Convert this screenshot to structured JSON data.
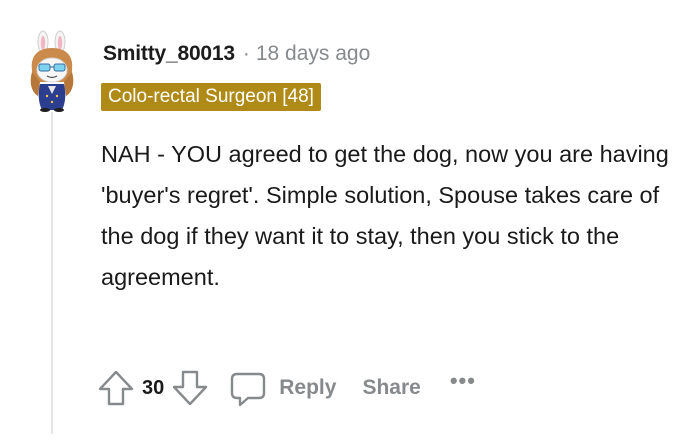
{
  "comment": {
    "author": "Smitty_80013",
    "separator": "·",
    "timestamp": "18 days ago",
    "flair": "Colo-rectal Surgeon [48]",
    "body": "NAH - YOU agreed to get the dog, now you are having 'buyer's regret'. Simple solution, Spouse takes care of the dog if they want it to stay, then you stick to the agreement.",
    "vote_count": "30",
    "reply_label": "Reply",
    "share_label": "Share",
    "more_label": "•••"
  },
  "icons": {
    "upvote": "arrow-up-icon",
    "downvote": "arrow-down-icon",
    "reply": "speech-bubble-icon",
    "more": "ellipsis-icon"
  },
  "colors": {
    "flair_bg": "#b08a17",
    "muted": "#878a8c",
    "text": "#1a1a1b"
  }
}
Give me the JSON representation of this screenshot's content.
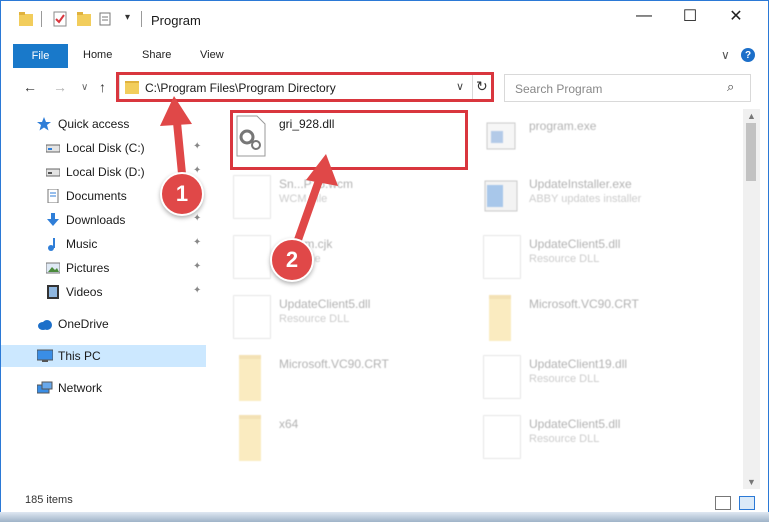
{
  "window": {
    "title": "Program",
    "controls": {
      "minimize": "—",
      "maximize": "☐",
      "close": "✕"
    }
  },
  "ribbon": {
    "tabs": [
      "File",
      "Home",
      "Share",
      "View"
    ],
    "expand_glyph": "∨",
    "help_glyph": "?"
  },
  "nav": {
    "back_glyph": "←",
    "forward_glyph": "→",
    "recent_glyph": "∨",
    "up_glyph": "↑",
    "address": "C:\\Program Files\\Program Directory",
    "address_dropdown_glyph": "∨",
    "refresh_glyph": "↻",
    "search_placeholder": "Search Program",
    "search_icon": "⌕"
  },
  "sidebar": {
    "items": [
      {
        "label": "Quick access",
        "icon": "star-icon",
        "pinned": false
      },
      {
        "label": "Local Disk (C:)",
        "icon": "drive-icon",
        "pinned": true
      },
      {
        "label": "Local Disk (D:)",
        "icon": "drive-icon",
        "pinned": true
      },
      {
        "label": "Documents",
        "icon": "documents-icon",
        "pinned": true
      },
      {
        "label": "Downloads",
        "icon": "download-icon",
        "pinned": true
      },
      {
        "label": "Music",
        "icon": "music-icon",
        "pinned": true
      },
      {
        "label": "Pictures",
        "icon": "pictures-icon",
        "pinned": true
      },
      {
        "label": "Videos",
        "icon": "videos-icon",
        "pinned": true
      },
      {
        "label": "OneDrive",
        "icon": "cloud-icon",
        "pinned": false
      },
      {
        "label": "This PC",
        "icon": "pc-icon",
        "pinned": false,
        "selected": true
      },
      {
        "label": "Network",
        "icon": "network-icon",
        "pinned": false
      }
    ],
    "pin_glyph": "📌"
  },
  "files": {
    "highlighted": {
      "name": "gri_928.dll",
      "icon": "dll-gear-icon"
    },
    "others": [
      {
        "name": "program.exe",
        "type": "",
        "icon": "exe-icon"
      },
      {
        "name": "Sn...P15.wcm",
        "type": "WCM File",
        "icon": "document-icon"
      },
      {
        "name": "UpdateInstaller.exe",
        "type": "ABBY updates installer",
        "icon": "installer-icon"
      },
      {
        "name": "...Com.cjk",
        "type": "CJK File",
        "icon": "document-icon"
      },
      {
        "name": "UpdateClient5.dll",
        "type": "Resource DLL",
        "icon": "dll-gear-icon"
      },
      {
        "name": "UpdateClient5.dll",
        "type": "Resource DLL",
        "icon": "dll-gear-icon"
      },
      {
        "name": "Microsoft.VC90.CRT",
        "type": "",
        "icon": "folder-icon"
      },
      {
        "name": "Microsoft.VC90.CRT",
        "type": "",
        "icon": "folder-icon"
      },
      {
        "name": "UpdateClient19.dll",
        "type": "Resource DLL",
        "icon": "dll-gear-icon"
      },
      {
        "name": "x64",
        "type": "",
        "icon": "folder-icon"
      },
      {
        "name": "UpdateClient5.dll",
        "type": "Resource DLL",
        "icon": "dll-gear-icon"
      }
    ]
  },
  "status": {
    "item_count": "185 items"
  },
  "callouts": [
    "1",
    "2"
  ],
  "colors": {
    "accent": "#1979ca",
    "highlight_border": "#d9363e",
    "callout": "#e04848",
    "selected_bg": "#cce8ff"
  }
}
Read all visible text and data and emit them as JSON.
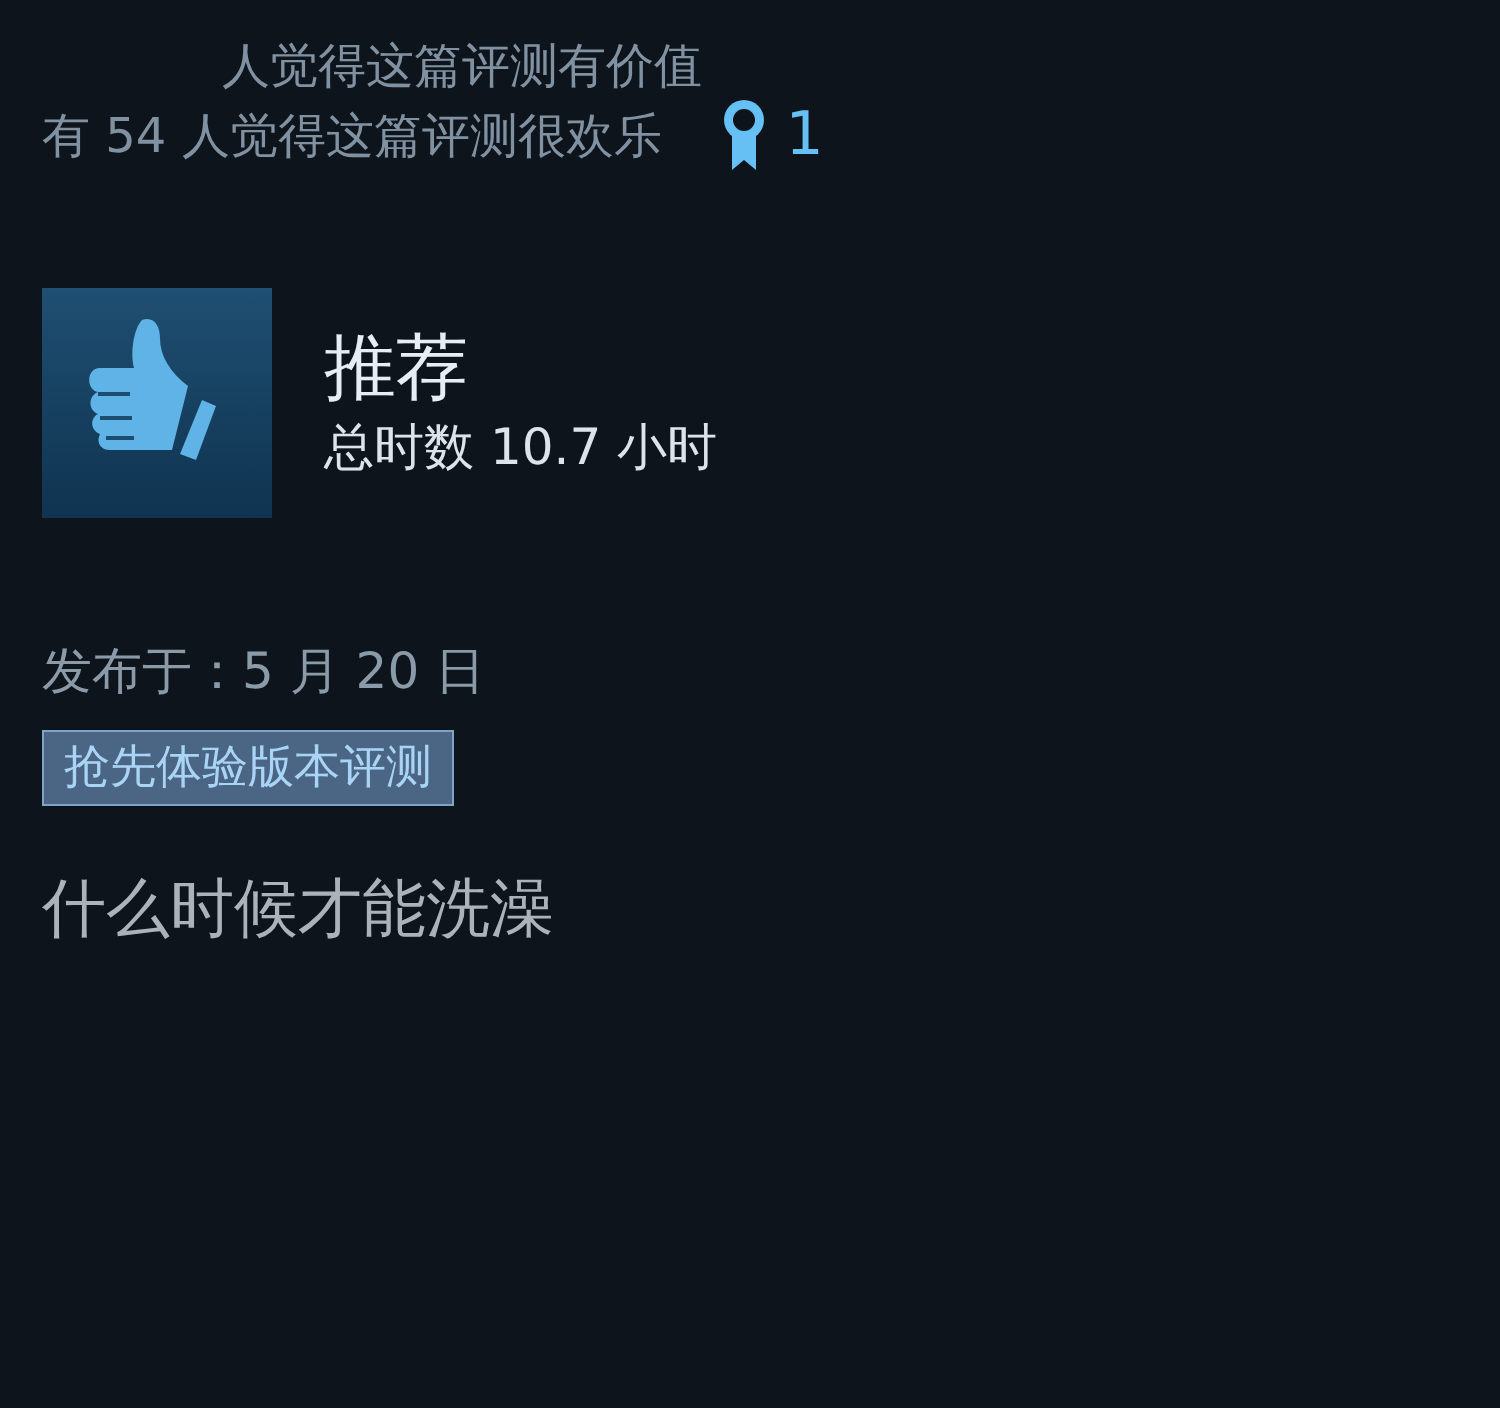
{
  "votes": {
    "helpful": "人觉得这篇评测有价值",
    "funny": "有 54 人觉得这篇评测很欢乐",
    "awards": "1"
  },
  "review": {
    "recommended": true,
    "verdict": "推荐",
    "playtime": "总时数 10.7 小时",
    "posted": "发布于：5 月 20 日",
    "tag": "抢先体验版本评测",
    "text": "什么时候才能洗澡"
  }
}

━━━━━━━━

▸ **SET TASK**: What is needed is an exact reproduction of the data, pictures excluded.

▸ **CORRECT RESULT**:
Convert this screenshot to structured JSON data.
{
  "comment": {
    "author": "Smitty_80013",
    "separator": "·",
    "timestamp": "18 days ago",
    "flair": "Colo-rectal Surgeon [48]",
    "body": "NAH - YOU agreed to get the dog, now you are having 'buyer's regret'. Simple solution, Spouse takes care of the dog if they want it to stay, then you stick to the agreement.",
    "vote_count": "30",
    "reply_label": "Reply",
    "share_label": "Share",
    "more_label": "•••"
  },
  "icons": {
    "upvote": "arrow-up-icon",
    "downvote": "arrow-down-icon",
    "reply": "speech-bubble-icon",
    "more": "ellipsis-icon"
  },
  "colors": {
    "flair_bg": "#b08a17",
    "muted": "#878a8c",
    "text": "#1a1a1b"
  }
}
Give me the JSON representation of this screenshot's content.
{
  "window": {
    "title": "Program",
    "controls": {
      "minimize": "—",
      "maximize": "☐",
      "close": "✕"
    }
  },
  "ribbon": {
    "tabs": [
      "File",
      "Home",
      "Share",
      "View"
    ],
    "expand_glyph": "∨",
    "help_glyph": "?"
  },
  "nav": {
    "back_glyph": "←",
    "forward_glyph": "→",
    "recent_glyph": "∨",
    "up_glyph": "↑",
    "address": "C:\\Program Files\\Program Directory",
    "address_dropdown_glyph": "∨",
    "refresh_glyph": "↻",
    "search_placeholder": "Search Program",
    "search_icon": "⌕"
  },
  "sidebar": {
    "items": [
      {
        "label": "Quick access",
        "icon": "star-icon",
        "pinned": false
      },
      {
        "label": "Local Disk (C:)",
        "icon": "drive-icon",
        "pinned": true
      },
      {
        "label": "Local Disk (D:)",
        "icon": "drive-icon",
        "pinned": true
      },
      {
        "label": "Documents",
        "icon": "documents-icon",
        "pinned": true
      },
      {
        "label": "Downloads",
        "icon": "download-icon",
        "pinned": true
      },
      {
        "label": "Music",
        "icon": "music-icon",
        "pinned": true
      },
      {
        "label": "Pictures",
        "icon": "pictures-icon",
        "pinned": true
      },
      {
        "label": "Videos",
        "icon": "videos-icon",
        "pinned": true
      },
      {
        "label": "OneDrive",
        "icon": "cloud-icon",
        "pinned": false
      },
      {
        "label": "This PC",
        "icon": "pc-icon",
        "pinned": false,
        "selected": true
      },
      {
        "label": "Network",
        "icon": "network-icon",
        "pinned": false
      }
    ],
    "pin_glyph": "📌"
  },
  "files": {
    "highlighted": {
      "name": "gri_928.dll",
      "icon": "dll-gear-icon"
    },
    "others": [
      {
        "name": "program.exe",
        "type": "",
        "icon": "exe-icon"
      },
      {
        "name": "Sn...P15.wcm",
        "type": "WCM File",
        "icon": "document-icon"
      },
      {
        "name": "UpdateInstaller.exe",
        "type": "ABBY updates installer",
        "icon": "installer-icon"
      },
      {
        "name": "...Com.cjk",
        "type": "CJK File",
        "icon": "document-icon"
      },
      {
        "name": "UpdateClient5.dll",
        "type": "Resource DLL",
        "icon": "dll-gear-icon"
      },
      {
        "name": "UpdateClient5.dll",
        "type": "Resource DLL",
        "icon": "dll-gear-icon"
      },
      {
        "name": "Microsoft.VC90.CRT",
        "type": "",
        "icon": "folder-icon"
      },
      {
        "name": "Microsoft.VC90.CRT",
        "type": "",
        "icon": "folder-icon"
      },
      {
        "name": "UpdateClient19.dll",
        "type": "Resource DLL",
        "icon": "dll-gear-icon"
      },
      {
        "name": "x64",
        "type": "",
        "icon": "folder-icon"
      },
      {
        "name": "UpdateClient5.dll",
        "type": "Resource DLL",
        "icon": "dll-gear-icon"
      }
    ]
  },
  "status": {
    "item_count": "185 items"
  },
  "callouts": [
    "1",
    "2"
  ],
  "colors": {
    "accent": "#1979ca",
    "highlight_border": "#d9363e",
    "callout": "#e04848",
    "selected_bg": "#cce8ff"
  }
}
Read all visible text and data and emit them as JSON.
{
  "votes": {
    "helpful": "人觉得这篇评测有价值",
    "funny": "有 54 人觉得这篇评测很欢乐",
    "awards": "1"
  },
  "review": {
    "recommended": true,
    "verdict": "推荐",
    "playtime": "总时数 10.7 小时",
    "posted": "发布于：5 月 20 日",
    "tag": "抢先体验版本评测",
    "text": "什么时候才能洗澡"
  }
}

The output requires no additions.